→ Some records
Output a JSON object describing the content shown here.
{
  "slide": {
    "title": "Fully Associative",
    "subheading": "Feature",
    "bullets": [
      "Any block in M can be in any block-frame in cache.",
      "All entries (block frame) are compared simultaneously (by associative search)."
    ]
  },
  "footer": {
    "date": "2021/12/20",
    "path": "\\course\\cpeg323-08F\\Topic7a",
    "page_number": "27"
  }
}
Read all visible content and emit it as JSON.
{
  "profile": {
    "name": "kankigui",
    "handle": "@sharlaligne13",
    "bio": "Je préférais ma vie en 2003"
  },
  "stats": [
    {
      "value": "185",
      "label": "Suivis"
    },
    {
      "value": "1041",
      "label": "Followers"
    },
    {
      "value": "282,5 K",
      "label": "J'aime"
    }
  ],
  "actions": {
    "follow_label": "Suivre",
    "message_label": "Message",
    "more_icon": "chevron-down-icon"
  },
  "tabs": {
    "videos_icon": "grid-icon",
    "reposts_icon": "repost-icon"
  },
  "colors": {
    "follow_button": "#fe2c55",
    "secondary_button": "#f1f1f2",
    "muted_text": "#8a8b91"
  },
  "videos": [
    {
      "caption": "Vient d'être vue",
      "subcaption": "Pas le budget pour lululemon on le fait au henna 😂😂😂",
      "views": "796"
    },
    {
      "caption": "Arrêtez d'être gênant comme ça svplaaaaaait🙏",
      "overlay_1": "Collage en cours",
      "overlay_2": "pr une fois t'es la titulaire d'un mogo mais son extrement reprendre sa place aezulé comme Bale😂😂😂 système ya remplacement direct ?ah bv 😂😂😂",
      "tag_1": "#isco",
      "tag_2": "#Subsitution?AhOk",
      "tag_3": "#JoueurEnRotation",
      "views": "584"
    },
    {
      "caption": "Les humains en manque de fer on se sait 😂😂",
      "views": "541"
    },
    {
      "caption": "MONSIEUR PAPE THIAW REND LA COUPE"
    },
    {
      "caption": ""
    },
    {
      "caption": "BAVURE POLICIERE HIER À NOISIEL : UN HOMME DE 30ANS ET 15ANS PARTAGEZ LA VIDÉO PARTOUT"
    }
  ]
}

→ REQUIREMENTS
List the lines of the records where "JSON" occurs.

→ FINAL ANSWER
Output a JSON object describing the content shown here.
Read all visible content and emit it as JSON.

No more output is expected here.